• Data section:
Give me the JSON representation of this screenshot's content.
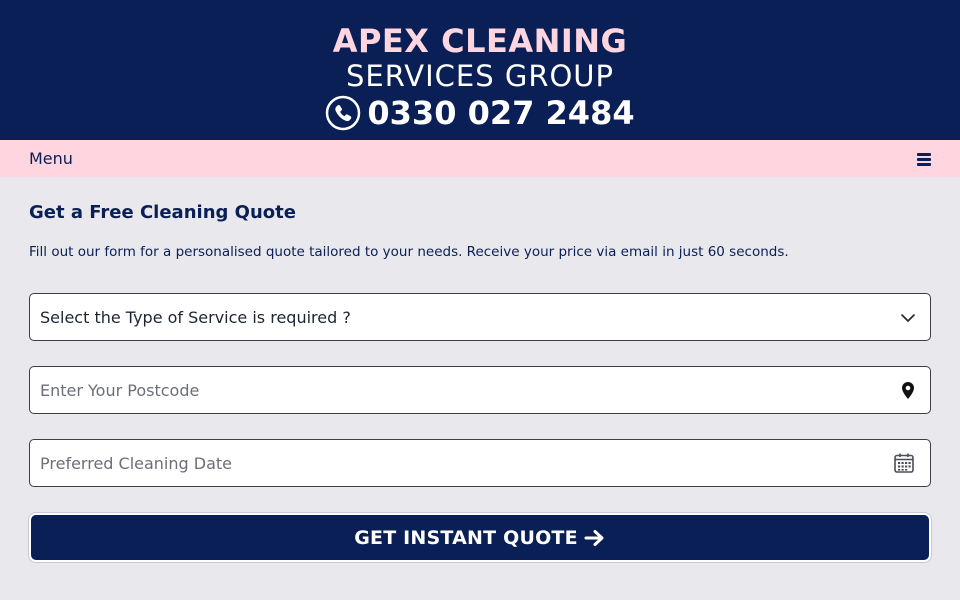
{
  "header": {
    "logo_line1": "APEX CLEANING",
    "logo_line2": "SERVICES GROUP",
    "phone": "0330 027 2484",
    "phone_icon": "phone-icon"
  },
  "nav": {
    "menu_label": "Menu",
    "menu_icon": "hamburger-icon"
  },
  "form": {
    "title": "Get a Free Cleaning Quote",
    "description": "Fill out our form for a personalised quote tailored to your needs. Receive your price via email in just 60 seconds.",
    "service_select": {
      "selected": "Select the Type of Service is required ?",
      "icon": "chevron-down-icon"
    },
    "postcode": {
      "placeholder": "Enter Your Postcode",
      "value": "",
      "icon": "map-pin-icon"
    },
    "date": {
      "placeholder": "Preferred Cleaning Date",
      "value": "",
      "icon": "calendar-icon"
    },
    "submit_label": "GET INSTANT QUOTE",
    "submit_icon": "arrow-right-icon"
  },
  "colors": {
    "navy": "#0a1f55",
    "pink": "#ffd6e0",
    "background": "#e9e9ed"
  }
}
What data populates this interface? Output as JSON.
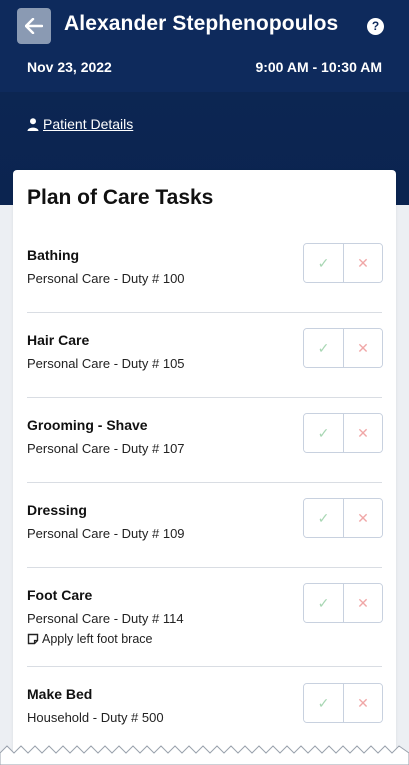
{
  "header": {
    "title": "Alexander Stephenopoulos",
    "date": "Nov 23, 2022",
    "time_range": "9:00 AM - 10:30 AM",
    "help_label": "?",
    "patient_link": "Patient Details",
    "colors": {
      "header_bg": "#0e2a5c",
      "back_button_bg": "#8a9ab3"
    }
  },
  "card": {
    "title": "Plan of Care Tasks",
    "check_glyph": "✓",
    "cross_glyph": "✕",
    "tasks": [
      {
        "name": "Bathing",
        "detail": "Personal Care - Duty # 100"
      },
      {
        "name": "Hair Care",
        "detail": "Personal Care - Duty # 105"
      },
      {
        "name": "Grooming - Shave",
        "detail": "Personal Care - Duty # 107"
      },
      {
        "name": "Dressing",
        "detail": "Personal Care - Duty # 109"
      },
      {
        "name": "Foot Care",
        "detail": "Personal Care - Duty # 114",
        "note": "Apply left foot brace"
      },
      {
        "name": "Make Bed",
        "detail": "Household - Duty # 500"
      }
    ]
  },
  "colors": {
    "check": "#a9d7b4",
    "cross": "#f0a7a7",
    "border": "#c8d1df"
  }
}
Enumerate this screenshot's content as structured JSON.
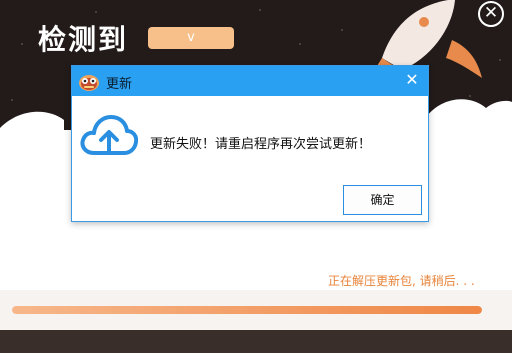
{
  "app": {
    "title": "检测到",
    "version_label": "v",
    "close_glyph": "✕"
  },
  "status": {
    "text": "正在解压更新包, 请稍后. . ."
  },
  "progress": {
    "fraction": 1.0
  },
  "dialog": {
    "title": "更新",
    "close_glyph": "✕",
    "message": "更新失败！请重启程序再次尝试更新！",
    "ok_label": "确定",
    "icon": "cloud-upload-icon",
    "app_icon": "app-logo-icon"
  },
  "colors": {
    "titlebar": "#2aa0f2",
    "accent_orange": "#e8843a",
    "cloud_blue": "#2a8fe0"
  }
}
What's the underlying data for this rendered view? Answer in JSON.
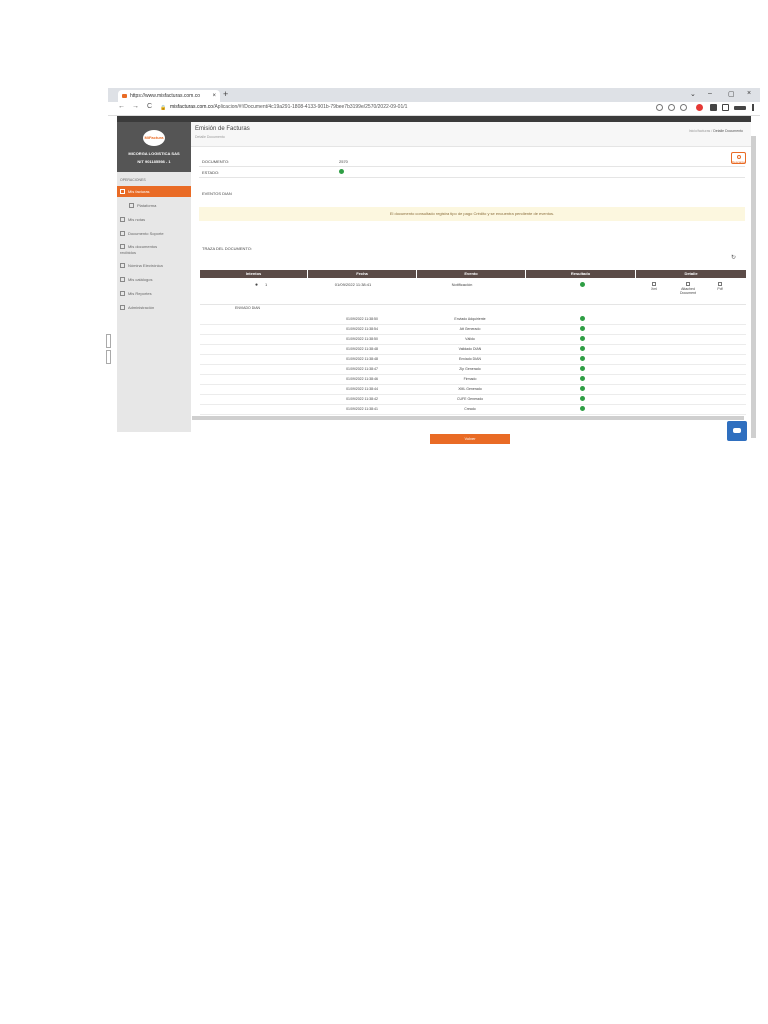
{
  "browser": {
    "tab_title": "https://www.misfacturas.com.co",
    "tab_close": "×",
    "new_tab": "+",
    "url_domain": "misfacturas.com.co",
    "url_path": "/Aplicacion/#!/Document/4c19a291-1808-4133-901b-79bee7b3199e/2570/2022-09-01/1",
    "nav_back": "←",
    "nav_forward": "→",
    "reload": "C",
    "win_min": "–",
    "win_max": "▢",
    "win_close": "×",
    "win_dropdown": "⌄"
  },
  "sidebar": {
    "logo_text": "MiFactura",
    "company": "MICORGA LOGISTICA SAS",
    "nit": "NIT 901185598 - 1",
    "section": "OPERACIONES",
    "items": [
      {
        "label": "Mis facturas",
        "active": true
      },
      {
        "label": "Plataforma",
        "active": false
      },
      {
        "label": "Mis notas",
        "active": false
      },
      {
        "label": "Documento Soporte",
        "active": false
      },
      {
        "label": "Mis documentos recibidos",
        "active": false
      },
      {
        "label": "Nómina Electrónica",
        "active": false
      },
      {
        "label": "Mis catálogos",
        "active": false
      },
      {
        "label": "Mis Reportes",
        "active": false
      },
      {
        "label": "Administración",
        "active": false
      }
    ]
  },
  "header": {
    "title": "Emisión de Facturas",
    "subtitle": "Detalle Documento",
    "crumb_home": "Inicio/facturas",
    "crumb_current": "Detalle Documento",
    "export_button": "Descargar"
  },
  "document": {
    "documento_label": "DOCUMENTO:",
    "documento_value": "2570",
    "estado_label": "ESTADO:",
    "eventos_label": "EVENTOS DIAN",
    "notice": "El documento consultado registra tipo de pago Crédito y se encuentra pendiente de eventos.",
    "traza_label": "TRAZA DEL DOCUMENTO:"
  },
  "table": {
    "headers": [
      "Intentos",
      "Fecha",
      "Evento",
      "Resultado",
      "Detalle"
    ],
    "main_row": {
      "intentos": "1",
      "fecha": "01/09/2022 11:38:41",
      "evento": "Notificación"
    },
    "detail_links": [
      "Xml",
      "Attached Document",
      "Pdf"
    ],
    "group_label": "ENVIADO DIAN",
    "rows": [
      {
        "fecha": "01/09/2022 11:38:50",
        "evento": "Enviado Adquiriente"
      },
      {
        "fecha": "01/09/2022 11:38:54",
        "evento": "Att Generado"
      },
      {
        "fecha": "01/09/2022 11:38:50",
        "evento": "Válido"
      },
      {
        "fecha": "01/09/2022 11:38:48",
        "evento": "Validado DIAN"
      },
      {
        "fecha": "01/09/2022 11:38:48",
        "evento": "Enviado DIAN"
      },
      {
        "fecha": "01/09/2022 11:38:47",
        "evento": "Zip Generado"
      },
      {
        "fecha": "01/09/2022 11:38:46",
        "evento": "Firmado"
      },
      {
        "fecha": "01/09/2022 11:38:44",
        "evento": "XML Generado"
      },
      {
        "fecha": "01/09/2022 11:38:42",
        "evento": "CUFE Generado"
      },
      {
        "fecha": "01/09/2022 11:38:41",
        "evento": "Creado"
      }
    ]
  },
  "actions": {
    "back_button": "Volver"
  },
  "colors": {
    "accent": "#e96b25",
    "table_header": "#5b4b47",
    "success": "#2e9e44",
    "notice_bg": "#fcf7df"
  }
}
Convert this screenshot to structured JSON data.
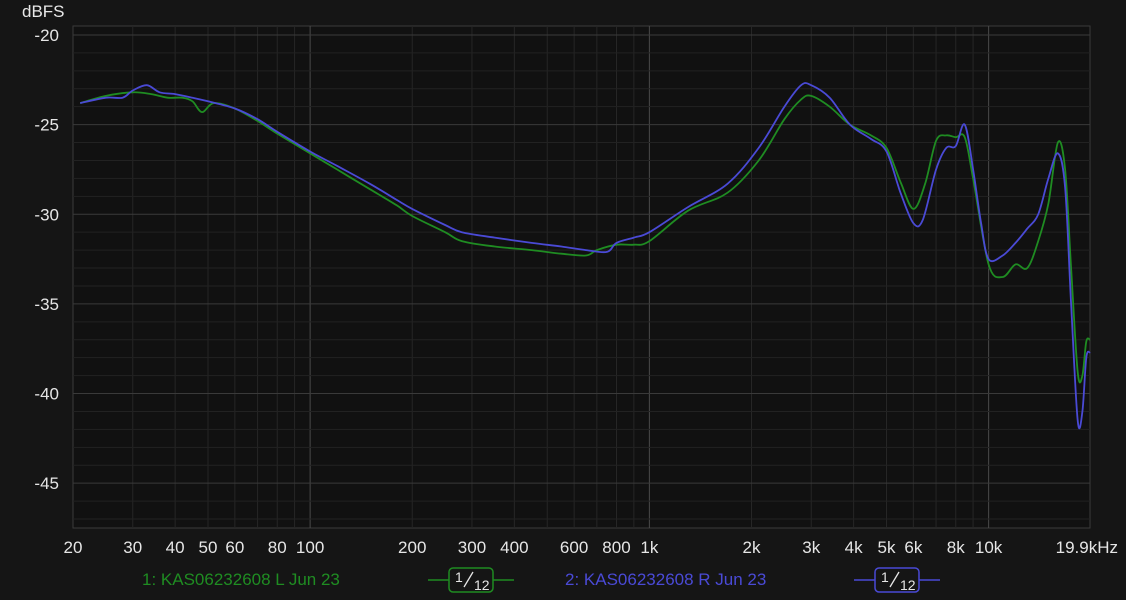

• Given task:
Exclude the images, then output the data above word for word.

• The answer:
Give me the JSON representation of this screenshot's content.
{
  "header": {
    "logo_line1": "APEX CLEANING",
    "logo_line2": "SERVICES GROUP",
    "phone": "0330 027 2484",
    "phone_icon": "phone-icon"
  },
  "nav": {
    "menu_label": "Menu",
    "menu_icon": "hamburger-icon"
  },
  "form": {
    "title": "Get a Free Cleaning Quote",
    "description": "Fill out our form for a personalised quote tailored to your needs. Receive your price via email in just 60 seconds.",
    "service_select": {
      "selected": "Select the Type of Service is required ?",
      "icon": "chevron-down-icon"
    },
    "postcode": {
      "placeholder": "Enter Your Postcode",
      "value": "",
      "icon": "map-pin-icon"
    },
    "date": {
      "placeholder": "Preferred Cleaning Date",
      "value": "",
      "icon": "calendar-icon"
    },
    "submit_label": "GET INSTANT QUOTE",
    "submit_icon": "arrow-right-icon"
  },
  "colors": {
    "navy": "#0a1f55",
    "pink": "#ffd6e0",
    "background": "#e9e9ed"
  }
}
What data populates this interface? Output as JSON.
{
  "header": {
    "title": "Alexander Stephenopoulos",
    "date": "Nov 23, 2022",
    "time_range": "9:00 AM - 10:30 AM",
    "help_label": "?",
    "patient_link": "Patient Details",
    "colors": {
      "header_bg": "#0e2a5c",
      "back_button_bg": "#8a9ab3"
    }
  },
  "card": {
    "title": "Plan of Care Tasks",
    "check_glyph": "✓",
    "cross_glyph": "✕",
    "tasks": [
      {
        "name": "Bathing",
        "detail": "Personal Care - Duty # 100"
      },
      {
        "name": "Hair Care",
        "detail": "Personal Care - Duty # 105"
      },
      {
        "name": "Grooming - Shave",
        "detail": "Personal Care - Duty # 107"
      },
      {
        "name": "Dressing",
        "detail": "Personal Care - Duty # 109"
      },
      {
        "name": "Foot Care",
        "detail": "Personal Care - Duty # 114",
        "note": "Apply left foot brace"
      },
      {
        "name": "Make Bed",
        "detail": "Household - Duty # 500"
      }
    ]
  },
  "colors": {
    "check": "#a9d7b4",
    "cross": "#f0a7a7",
    "border": "#c8d1df"
  }
}
Enumerate this screenshot's content as structured JSON.
{
  "app": {
    "title": "检测到",
    "version_label": "v",
    "close_glyph": "✕"
  },
  "status": {
    "text": "正在解压更新包, 请稍后. . ."
  },
  "progress": {
    "fraction": 1.0
  },
  "dialog": {
    "title": "更新",
    "close_glyph": "✕",
    "message": "更新失败！请重启程序再次尝试更新！",
    "ok_label": "确定",
    "icon": "cloud-upload-icon",
    "app_icon": "app-logo-icon"
  },
  "colors": {
    "titlebar": "#2aa0f2",
    "accent_orange": "#e8843a",
    "cloud_blue": "#2a8fe0"
  }
}
What's the underlying data for this rendered view? Answer in JSON.
{
  "browser": {
    "tab_title": "https://www.misfacturas.com.co",
    "tab_close": "×",
    "new_tab": "+",
    "url_domain": "misfacturas.com.co",
    "url_path": "/Aplicacion/#!/Document/4c19a291-1808-4133-901b-79bee7b3199e/2570/2022-09-01/1",
    "nav_back": "←",
    "nav_forward": "→",
    "reload": "C",
    "win_min": "–",
    "win_max": "▢",
    "win_close": "×",
    "win_dropdown": "⌄"
  },
  "sidebar": {
    "logo_text": "MiFactura",
    "company": "MICORGA LOGISTICA SAS",
    "nit": "NIT 901185598 - 1",
    "section": "OPERACIONES",
    "items": [
      {
        "label": "Mis facturas",
        "active": true
      },
      {
        "label": "Plataforma",
        "active": false
      },
      {
        "label": "Mis notas",
        "active": false
      },
      {
        "label": "Documento Soporte",
        "active": false
      },
      {
        "label": "Mis documentos recibidos",
        "active": false
      },
      {
        "label": "Nómina Electrónica",
        "active": false
      },
      {
        "label": "Mis catálogos",
        "active": false
      },
      {
        "label": "Mis Reportes",
        "active": false
      },
      {
        "label": "Administración",
        "active": false
      }
    ]
  },
  "header": {
    "title": "Emisión de Facturas",
    "subtitle": "Detalle Documento",
    "crumb_home": "Inicio/facturas",
    "crumb_current": "Detalle Documento",
    "export_button": "Descargar"
  },
  "document": {
    "documento_label": "DOCUMENTO:",
    "documento_value": "2570",
    "estado_label": "ESTADO:",
    "eventos_label": "EVENTOS DIAN",
    "notice": "El documento consultado registra tipo de pago Crédito y se encuentra pendiente de eventos.",
    "traza_label": "TRAZA DEL DOCUMENTO:"
  },
  "table": {
    "headers": [
      "Intentos",
      "Fecha",
      "Evento",
      "Resultado",
      "Detalle"
    ],
    "main_row": {
      "intentos": "1",
      "fecha": "01/09/2022 11:38:41",
      "evento": "Notificación"
    },
    "detail_links": [
      "Xml",
      "Attached Document",
      "Pdf"
    ],
    "group_label": "ENVIADO DIAN",
    "rows": [
      {
        "fecha": "01/09/2022 11:38:50",
        "evento": "Enviado Adquiriente"
      },
      {
        "fecha": "01/09/2022 11:38:54",
        "evento": "Att Generado"
      },
      {
        "fecha": "01/09/2022 11:38:50",
        "evento": "Válido"
      },
      {
        "fecha": "01/09/2022 11:38:48",
        "evento": "Validado DIAN"
      },
      {
        "fecha": "01/09/2022 11:38:48",
        "evento": "Enviado DIAN"
      },
      {
        "fecha": "01/09/2022 11:38:47",
        "evento": "Zip Generado"
      },
      {
        "fecha": "01/09/2022 11:38:46",
        "evento": "Firmado"
      },
      {
        "fecha": "01/09/2022 11:38:44",
        "evento": "XML Generado"
      },
      {
        "fecha": "01/09/2022 11:38:42",
        "evento": "CUFE Generado"
      },
      {
        "fecha": "01/09/2022 11:38:41",
        "evento": "Creado"
      }
    ]
  },
  "actions": {
    "back_button": "Volver"
  },
  "colors": {
    "accent": "#e96b25",
    "table_header": "#5b4b47",
    "success": "#2e9e44",
    "notice_bg": "#fcf7df"
  }
}
Convert this screenshot to structured JSON data.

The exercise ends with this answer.